Task prompt> Copy each line that has the string "BIOS" somewhere in it.

Records for the exercise>
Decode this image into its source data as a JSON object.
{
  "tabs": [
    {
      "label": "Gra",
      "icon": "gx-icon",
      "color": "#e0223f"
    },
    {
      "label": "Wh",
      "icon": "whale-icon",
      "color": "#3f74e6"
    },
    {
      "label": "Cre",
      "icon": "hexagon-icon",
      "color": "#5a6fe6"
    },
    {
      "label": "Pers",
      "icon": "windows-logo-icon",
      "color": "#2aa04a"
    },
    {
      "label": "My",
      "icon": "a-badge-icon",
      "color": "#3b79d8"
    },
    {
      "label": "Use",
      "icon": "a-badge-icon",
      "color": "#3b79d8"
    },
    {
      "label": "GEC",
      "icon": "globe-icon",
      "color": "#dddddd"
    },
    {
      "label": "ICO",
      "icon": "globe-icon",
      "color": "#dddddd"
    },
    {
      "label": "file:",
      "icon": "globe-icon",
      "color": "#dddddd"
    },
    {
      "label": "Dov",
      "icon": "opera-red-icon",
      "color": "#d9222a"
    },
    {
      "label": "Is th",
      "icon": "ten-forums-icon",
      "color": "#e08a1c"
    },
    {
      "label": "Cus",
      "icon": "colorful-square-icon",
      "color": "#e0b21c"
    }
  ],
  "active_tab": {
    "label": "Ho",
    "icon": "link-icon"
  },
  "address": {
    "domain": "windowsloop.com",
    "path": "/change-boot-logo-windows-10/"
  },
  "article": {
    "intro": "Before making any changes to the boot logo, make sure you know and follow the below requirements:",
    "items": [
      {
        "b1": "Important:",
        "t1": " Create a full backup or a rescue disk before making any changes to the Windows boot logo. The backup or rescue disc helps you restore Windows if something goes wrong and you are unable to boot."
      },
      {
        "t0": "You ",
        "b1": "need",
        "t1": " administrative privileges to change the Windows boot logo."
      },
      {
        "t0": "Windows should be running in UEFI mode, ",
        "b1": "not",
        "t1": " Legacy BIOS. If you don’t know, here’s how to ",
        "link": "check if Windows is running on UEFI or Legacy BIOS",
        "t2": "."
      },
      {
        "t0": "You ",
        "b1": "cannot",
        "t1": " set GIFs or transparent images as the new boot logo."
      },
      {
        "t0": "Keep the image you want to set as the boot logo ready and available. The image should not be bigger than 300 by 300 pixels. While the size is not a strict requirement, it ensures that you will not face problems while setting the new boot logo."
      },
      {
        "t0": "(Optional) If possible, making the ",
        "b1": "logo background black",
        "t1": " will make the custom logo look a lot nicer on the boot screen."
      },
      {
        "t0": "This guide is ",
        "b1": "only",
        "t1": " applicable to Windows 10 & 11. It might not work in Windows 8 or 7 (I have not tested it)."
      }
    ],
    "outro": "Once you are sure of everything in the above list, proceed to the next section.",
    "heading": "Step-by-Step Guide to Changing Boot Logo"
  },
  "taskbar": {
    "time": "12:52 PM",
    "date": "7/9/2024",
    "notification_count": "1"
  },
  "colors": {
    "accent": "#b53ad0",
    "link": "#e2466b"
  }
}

Reply to the exercise>
        "t1": " Legacy BIOS. If you don’t know, here’s how to ",
        "link": "check if Windows is running on UEFI or Legacy BIOS",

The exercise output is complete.